AIM: Return the listing word for word, as given.

* BEGIN *

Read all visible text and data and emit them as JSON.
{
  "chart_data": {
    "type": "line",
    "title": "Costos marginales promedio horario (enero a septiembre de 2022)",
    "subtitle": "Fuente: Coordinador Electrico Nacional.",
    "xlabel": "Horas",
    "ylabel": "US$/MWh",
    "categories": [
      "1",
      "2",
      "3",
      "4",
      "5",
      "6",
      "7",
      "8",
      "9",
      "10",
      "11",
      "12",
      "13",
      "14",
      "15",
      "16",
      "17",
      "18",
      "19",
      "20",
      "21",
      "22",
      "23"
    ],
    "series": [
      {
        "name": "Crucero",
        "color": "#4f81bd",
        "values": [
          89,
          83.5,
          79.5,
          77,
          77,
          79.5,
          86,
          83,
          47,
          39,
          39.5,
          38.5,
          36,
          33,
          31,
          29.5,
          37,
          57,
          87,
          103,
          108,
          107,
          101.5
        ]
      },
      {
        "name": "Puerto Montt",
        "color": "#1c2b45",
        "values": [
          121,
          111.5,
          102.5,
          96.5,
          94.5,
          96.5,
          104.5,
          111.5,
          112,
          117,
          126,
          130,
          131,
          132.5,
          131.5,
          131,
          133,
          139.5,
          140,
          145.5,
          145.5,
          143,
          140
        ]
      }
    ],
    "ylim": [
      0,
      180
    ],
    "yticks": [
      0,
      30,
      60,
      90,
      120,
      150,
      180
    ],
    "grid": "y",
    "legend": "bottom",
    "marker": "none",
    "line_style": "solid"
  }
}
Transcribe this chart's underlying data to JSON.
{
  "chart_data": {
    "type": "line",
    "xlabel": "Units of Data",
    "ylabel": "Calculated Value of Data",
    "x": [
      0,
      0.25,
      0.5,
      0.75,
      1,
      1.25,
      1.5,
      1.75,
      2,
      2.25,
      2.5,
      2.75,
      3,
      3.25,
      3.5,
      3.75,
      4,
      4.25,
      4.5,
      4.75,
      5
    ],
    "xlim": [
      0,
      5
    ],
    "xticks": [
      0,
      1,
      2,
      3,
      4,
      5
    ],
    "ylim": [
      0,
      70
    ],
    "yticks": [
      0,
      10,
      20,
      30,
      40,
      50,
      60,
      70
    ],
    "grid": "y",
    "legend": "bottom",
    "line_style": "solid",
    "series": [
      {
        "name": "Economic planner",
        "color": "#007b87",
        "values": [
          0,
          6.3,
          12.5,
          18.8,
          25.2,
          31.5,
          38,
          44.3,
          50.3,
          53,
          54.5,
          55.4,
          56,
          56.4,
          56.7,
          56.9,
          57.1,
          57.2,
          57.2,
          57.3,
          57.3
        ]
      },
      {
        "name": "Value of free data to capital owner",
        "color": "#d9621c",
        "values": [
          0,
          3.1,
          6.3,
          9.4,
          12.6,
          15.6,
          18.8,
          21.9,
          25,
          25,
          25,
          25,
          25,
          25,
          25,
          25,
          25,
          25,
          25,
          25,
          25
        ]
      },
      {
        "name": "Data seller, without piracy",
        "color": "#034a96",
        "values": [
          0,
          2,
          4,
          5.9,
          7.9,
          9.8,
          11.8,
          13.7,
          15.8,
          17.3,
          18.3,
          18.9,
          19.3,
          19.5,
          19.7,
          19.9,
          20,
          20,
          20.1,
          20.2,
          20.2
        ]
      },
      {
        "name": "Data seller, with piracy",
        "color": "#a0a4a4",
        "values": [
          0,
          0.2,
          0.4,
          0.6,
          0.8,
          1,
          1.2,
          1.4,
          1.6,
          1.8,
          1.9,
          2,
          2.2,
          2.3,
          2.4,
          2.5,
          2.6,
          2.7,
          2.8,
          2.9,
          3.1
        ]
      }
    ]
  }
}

* END *

SOLUTION FOR THIS TASK:
Read all visible text and data and emit them as JSON.
{
  "chart_data": {
    "type": "line",
    "title": "Costos marginales promedio horario (enero a septiembre de 2022)",
    "subtitle": "Fuente: Coordinador Electrico Nacional.",
    "xlabel": "Horas",
    "ylabel": "US$/MWh",
    "categories": [
      "1",
      "2",
      "3",
      "4",
      "5",
      "6",
      "7",
      "8",
      "9",
      "10",
      "11",
      "12",
      "13",
      "14",
      "15",
      "16",
      "17",
      "18",
      "19",
      "20",
      "21",
      "22",
      "23"
    ],
    "series": [
      {
        "name": "Crucero",
        "color": "#4f81bd",
        "values": [
          89,
          83.5,
          79.5,
          77,
          77,
          79.5,
          86,
          83,
          47,
          39,
          39.5,
          38.5,
          36,
          33,
          31,
          29.5,
          37,
          57,
          87,
          103,
          108,
          107,
          101.5
        ]
      },
      {
        "name": "Puerto Montt",
        "color": "#1c2b45",
        "values": [
          121,
          111.5,
          102.5,
          96.5,
          94.5,
          96.5,
          104.5,
          111.5,
          112,
          117,
          126,
          130,
          131,
          132.5,
          131.5,
          131,
          133,
          139.5,
          140,
          145.5,
          145.5,
          143,
          140
        ]
      }
    ],
    "ylim": [
      0,
      180
    ],
    "yticks": [
      0,
      30,
      60,
      90,
      120,
      150,
      180
    ],
    "grid": "y",
    "legend": "bottom",
    "marker": "none",
    "line_style": "solid"
  }
}
Transcribe this chart's underlying data to JSON.
{
  "chart_data": {
    "type": "line",
    "xlabel": "Units of Data",
    "ylabel": "Calculated Value of Data",
    "x": [
      0,
      0.25,
      0.5,
      0.75,
      1,
      1.25,
      1.5,
      1.75,
      2,
      2.25,
      2.5,
      2.75,
      3,
      3.25,
      3.5,
      3.75,
      4,
      4.25,
      4.5,
      4.75,
      5
    ],
    "xlim": [
      0,
      5
    ],
    "xticks": [
      0,
      1,
      2,
      3,
      4,
      5
    ],
    "ylim": [
      0,
      70
    ],
    "yticks": [
      0,
      10,
      20,
      30,
      40,
      50,
      60,
      70
    ],
    "grid": "y",
    "legend": "bottom",
    "line_style": "solid",
    "series": [
      {
        "name": "Economic planner",
        "color": "#007b87",
        "values": [
          0,
          6.3,
          12.5,
          18.8,
          25.2,
          31.5,
          38,
          44.3,
          50.3,
          53,
          54.5,
          55.4,
          56,
          56.4,
          56.7,
          56.9,
          57.1,
          57.2,
          57.2,
          57.3,
          57.3
        ]
      },
      {
        "name": "Value of free data to capital owner",
        "color": "#d9621c",
        "values": [
          0,
          3.1,
          6.3,
          9.4,
          12.6,
          15.6,
          18.8,
          21.9,
          25,
          25,
          25,
          25,
          25,
          25,
          25,
          25,
          25,
          25,
          25,
          25,
          25
        ]
      },
      {
        "name": "Data seller, without piracy",
        "color": "#034a96",
        "values": [
          0,
          2,
          4,
          5.9,
          7.9,
          9.8,
          11.8,
          13.7,
          15.8,
          17.3,
          18.3,
          18.9,
          19.3,
          19.5,
          19.7,
          19.9,
          20,
          20,
          20.1,
          20.2,
          20.2
        ]
      },
      {
        "name": "Data seller, with piracy",
        "color": "#a0a4a4",
        "values": [
          0,
          0.2,
          0.4,
          0.6,
          0.8,
          1,
          1.2,
          1.4,
          1.6,
          1.8,
          1.9,
          2,
          2.2,
          2.3,
          2.4,
          2.5,
          2.6,
          2.7,
          2.8,
          2.9,
          3.1
        ]
      }
    ]
  }
}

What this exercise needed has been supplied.